- _Challenge_
Please give the count of lines holding the string "prezzi" and nothing besides.

(begin)

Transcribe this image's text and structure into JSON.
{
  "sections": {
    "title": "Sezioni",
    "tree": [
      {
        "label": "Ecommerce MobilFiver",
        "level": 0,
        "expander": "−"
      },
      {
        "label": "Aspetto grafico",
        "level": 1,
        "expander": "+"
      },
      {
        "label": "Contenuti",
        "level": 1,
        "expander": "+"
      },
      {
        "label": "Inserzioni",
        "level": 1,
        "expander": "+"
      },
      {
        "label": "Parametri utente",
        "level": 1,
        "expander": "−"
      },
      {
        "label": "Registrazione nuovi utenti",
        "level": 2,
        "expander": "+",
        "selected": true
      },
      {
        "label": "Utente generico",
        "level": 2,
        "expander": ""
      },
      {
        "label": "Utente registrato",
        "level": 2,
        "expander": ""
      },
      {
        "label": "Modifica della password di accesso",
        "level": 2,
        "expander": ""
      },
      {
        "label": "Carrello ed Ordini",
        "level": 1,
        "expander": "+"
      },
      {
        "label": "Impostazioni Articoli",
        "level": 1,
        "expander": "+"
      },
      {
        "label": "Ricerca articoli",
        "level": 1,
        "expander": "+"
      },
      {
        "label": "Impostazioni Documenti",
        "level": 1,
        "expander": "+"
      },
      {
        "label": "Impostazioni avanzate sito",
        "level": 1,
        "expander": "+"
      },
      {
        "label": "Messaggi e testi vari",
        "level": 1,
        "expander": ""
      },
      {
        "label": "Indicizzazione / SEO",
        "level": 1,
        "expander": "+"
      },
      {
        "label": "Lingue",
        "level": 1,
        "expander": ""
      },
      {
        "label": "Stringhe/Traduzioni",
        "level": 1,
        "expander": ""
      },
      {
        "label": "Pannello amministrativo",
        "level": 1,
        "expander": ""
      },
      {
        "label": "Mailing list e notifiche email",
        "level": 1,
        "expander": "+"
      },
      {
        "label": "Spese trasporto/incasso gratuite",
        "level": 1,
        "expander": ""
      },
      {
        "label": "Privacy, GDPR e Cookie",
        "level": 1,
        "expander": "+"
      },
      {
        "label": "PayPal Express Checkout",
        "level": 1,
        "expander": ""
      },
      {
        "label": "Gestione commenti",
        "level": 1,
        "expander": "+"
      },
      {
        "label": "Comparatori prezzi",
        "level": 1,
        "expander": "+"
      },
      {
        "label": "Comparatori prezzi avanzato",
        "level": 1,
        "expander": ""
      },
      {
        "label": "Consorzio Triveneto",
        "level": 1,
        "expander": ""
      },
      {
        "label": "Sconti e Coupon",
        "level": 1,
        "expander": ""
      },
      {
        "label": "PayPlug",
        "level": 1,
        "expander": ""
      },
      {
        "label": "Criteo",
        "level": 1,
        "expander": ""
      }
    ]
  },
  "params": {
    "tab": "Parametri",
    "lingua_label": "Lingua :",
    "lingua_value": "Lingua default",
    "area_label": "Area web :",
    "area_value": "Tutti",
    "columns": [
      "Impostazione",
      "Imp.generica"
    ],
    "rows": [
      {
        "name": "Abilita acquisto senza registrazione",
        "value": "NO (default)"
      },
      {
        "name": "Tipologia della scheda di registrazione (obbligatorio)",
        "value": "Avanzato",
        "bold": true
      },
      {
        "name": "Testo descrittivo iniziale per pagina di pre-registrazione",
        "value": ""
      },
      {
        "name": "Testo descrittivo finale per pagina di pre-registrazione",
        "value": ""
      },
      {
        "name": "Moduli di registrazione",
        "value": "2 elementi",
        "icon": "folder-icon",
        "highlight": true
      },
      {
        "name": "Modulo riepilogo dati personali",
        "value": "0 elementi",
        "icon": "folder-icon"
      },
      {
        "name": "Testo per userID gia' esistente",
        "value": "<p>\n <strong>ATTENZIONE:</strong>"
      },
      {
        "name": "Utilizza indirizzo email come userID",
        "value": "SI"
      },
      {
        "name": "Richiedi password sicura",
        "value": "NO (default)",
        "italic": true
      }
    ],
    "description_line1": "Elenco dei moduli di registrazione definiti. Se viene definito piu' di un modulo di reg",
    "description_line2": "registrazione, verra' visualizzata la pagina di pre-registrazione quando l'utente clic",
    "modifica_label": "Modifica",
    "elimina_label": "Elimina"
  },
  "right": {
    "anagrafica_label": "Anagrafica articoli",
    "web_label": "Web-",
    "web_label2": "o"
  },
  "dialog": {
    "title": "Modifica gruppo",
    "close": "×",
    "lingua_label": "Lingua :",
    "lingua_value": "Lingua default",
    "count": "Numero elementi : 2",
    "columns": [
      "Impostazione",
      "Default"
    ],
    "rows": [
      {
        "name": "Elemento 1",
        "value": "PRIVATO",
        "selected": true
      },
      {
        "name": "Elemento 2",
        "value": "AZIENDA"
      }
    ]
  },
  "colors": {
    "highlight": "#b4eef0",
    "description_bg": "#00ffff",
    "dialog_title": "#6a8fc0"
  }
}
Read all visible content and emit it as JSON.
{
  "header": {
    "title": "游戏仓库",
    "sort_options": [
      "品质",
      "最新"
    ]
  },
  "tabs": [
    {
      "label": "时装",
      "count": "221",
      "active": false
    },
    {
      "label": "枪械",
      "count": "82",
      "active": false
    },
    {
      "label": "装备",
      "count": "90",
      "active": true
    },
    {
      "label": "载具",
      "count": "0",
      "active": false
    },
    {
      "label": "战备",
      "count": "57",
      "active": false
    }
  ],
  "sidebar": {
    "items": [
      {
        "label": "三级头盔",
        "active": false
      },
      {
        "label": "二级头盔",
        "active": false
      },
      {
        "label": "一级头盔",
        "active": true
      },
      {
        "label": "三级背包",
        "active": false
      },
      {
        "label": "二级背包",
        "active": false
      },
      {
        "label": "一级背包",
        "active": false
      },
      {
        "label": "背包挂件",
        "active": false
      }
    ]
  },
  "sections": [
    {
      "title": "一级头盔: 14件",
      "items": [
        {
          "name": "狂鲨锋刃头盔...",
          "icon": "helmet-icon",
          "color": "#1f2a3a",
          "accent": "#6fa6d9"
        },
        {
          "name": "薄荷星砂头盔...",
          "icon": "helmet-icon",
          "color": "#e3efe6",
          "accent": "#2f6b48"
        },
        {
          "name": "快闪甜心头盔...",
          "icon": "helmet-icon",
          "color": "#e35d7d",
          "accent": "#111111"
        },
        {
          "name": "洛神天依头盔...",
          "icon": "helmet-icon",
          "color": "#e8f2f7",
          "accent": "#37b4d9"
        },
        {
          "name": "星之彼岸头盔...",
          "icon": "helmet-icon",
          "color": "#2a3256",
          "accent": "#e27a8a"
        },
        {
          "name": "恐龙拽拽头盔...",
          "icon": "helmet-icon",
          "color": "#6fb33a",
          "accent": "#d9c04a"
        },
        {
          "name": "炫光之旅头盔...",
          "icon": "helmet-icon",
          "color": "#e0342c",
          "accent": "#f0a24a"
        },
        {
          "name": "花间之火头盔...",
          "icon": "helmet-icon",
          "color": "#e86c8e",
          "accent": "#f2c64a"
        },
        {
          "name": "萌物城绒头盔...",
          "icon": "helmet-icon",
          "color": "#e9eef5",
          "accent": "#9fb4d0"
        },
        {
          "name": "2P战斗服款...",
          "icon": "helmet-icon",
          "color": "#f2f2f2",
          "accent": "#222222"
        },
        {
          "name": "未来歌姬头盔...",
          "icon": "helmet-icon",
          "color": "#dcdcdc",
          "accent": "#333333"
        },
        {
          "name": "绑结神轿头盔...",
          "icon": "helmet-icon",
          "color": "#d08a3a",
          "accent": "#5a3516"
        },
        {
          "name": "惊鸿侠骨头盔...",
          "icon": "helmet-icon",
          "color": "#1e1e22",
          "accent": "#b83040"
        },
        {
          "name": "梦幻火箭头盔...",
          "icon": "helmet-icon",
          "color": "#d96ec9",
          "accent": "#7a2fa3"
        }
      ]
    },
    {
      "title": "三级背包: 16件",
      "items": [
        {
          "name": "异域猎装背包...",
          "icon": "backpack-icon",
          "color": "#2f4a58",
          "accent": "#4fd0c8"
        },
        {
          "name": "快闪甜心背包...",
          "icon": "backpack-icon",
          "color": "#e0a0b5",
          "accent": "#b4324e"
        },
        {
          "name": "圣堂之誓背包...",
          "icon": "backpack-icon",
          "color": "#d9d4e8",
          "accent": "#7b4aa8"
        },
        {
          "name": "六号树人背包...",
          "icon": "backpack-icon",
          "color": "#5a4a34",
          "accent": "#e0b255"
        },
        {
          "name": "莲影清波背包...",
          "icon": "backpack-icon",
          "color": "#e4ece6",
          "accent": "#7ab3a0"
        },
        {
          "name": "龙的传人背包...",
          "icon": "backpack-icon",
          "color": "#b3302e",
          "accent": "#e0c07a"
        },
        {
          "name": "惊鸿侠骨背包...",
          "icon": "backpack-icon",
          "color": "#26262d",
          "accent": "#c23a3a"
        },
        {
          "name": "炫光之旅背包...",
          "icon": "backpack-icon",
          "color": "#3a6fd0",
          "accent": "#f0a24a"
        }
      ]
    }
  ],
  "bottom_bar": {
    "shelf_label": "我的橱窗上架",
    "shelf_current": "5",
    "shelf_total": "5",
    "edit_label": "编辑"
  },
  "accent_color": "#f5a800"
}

(end)

- _In response_
2